● **Exercise description**: Give only the number of lines that contain the word "estimator".

● **Material supplied**:
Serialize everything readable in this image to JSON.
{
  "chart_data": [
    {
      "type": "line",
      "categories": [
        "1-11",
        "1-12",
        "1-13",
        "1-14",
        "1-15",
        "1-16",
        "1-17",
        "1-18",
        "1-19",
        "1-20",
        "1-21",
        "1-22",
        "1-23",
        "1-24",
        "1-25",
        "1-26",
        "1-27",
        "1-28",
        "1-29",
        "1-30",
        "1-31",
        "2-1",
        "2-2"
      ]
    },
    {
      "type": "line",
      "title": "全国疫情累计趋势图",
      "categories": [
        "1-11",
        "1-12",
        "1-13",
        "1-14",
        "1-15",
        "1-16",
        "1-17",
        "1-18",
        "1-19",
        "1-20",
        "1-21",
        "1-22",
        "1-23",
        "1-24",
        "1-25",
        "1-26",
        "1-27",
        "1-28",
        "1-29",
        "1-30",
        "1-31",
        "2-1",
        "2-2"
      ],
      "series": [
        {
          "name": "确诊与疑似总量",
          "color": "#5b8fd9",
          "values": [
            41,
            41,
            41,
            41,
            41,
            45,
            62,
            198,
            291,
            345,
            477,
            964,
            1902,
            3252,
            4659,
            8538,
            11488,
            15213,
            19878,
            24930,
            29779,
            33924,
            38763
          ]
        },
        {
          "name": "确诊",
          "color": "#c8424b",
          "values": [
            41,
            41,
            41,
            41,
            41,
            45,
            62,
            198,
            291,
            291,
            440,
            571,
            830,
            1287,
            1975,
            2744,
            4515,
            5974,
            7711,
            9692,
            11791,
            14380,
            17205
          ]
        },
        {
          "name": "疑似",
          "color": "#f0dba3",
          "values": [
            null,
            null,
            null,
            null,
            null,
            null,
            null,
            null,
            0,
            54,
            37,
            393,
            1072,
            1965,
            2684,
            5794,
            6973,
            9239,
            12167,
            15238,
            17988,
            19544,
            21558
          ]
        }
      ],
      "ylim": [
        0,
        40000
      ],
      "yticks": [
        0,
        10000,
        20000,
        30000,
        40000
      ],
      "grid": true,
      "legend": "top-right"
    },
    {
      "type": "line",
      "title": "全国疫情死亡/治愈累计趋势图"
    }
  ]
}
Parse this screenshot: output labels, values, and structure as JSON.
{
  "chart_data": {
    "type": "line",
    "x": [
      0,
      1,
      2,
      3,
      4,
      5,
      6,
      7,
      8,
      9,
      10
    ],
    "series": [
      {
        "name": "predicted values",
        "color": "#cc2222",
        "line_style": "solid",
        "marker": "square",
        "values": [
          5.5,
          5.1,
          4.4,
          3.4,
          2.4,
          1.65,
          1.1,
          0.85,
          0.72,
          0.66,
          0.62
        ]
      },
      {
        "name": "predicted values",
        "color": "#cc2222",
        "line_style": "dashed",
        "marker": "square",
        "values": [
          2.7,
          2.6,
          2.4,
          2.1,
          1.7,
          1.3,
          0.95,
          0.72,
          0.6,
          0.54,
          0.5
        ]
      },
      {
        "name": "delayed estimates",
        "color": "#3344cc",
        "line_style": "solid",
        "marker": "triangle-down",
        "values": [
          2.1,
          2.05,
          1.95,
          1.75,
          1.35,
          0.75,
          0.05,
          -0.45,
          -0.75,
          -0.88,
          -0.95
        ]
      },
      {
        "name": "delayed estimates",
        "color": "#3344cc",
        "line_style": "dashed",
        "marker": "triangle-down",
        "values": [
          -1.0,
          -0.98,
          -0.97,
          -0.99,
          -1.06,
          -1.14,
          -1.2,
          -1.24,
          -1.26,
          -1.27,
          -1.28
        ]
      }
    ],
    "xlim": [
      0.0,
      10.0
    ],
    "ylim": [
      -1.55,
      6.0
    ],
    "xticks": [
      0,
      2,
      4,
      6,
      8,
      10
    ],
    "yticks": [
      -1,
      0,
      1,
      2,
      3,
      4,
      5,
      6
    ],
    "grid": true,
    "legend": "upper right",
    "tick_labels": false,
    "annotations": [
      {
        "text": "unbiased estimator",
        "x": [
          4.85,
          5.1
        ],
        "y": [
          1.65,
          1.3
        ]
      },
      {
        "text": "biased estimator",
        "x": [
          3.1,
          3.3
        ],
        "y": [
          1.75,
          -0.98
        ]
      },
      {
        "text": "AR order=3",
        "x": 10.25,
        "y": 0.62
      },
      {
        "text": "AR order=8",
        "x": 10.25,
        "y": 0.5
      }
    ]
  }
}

● **Exercise solution**: 2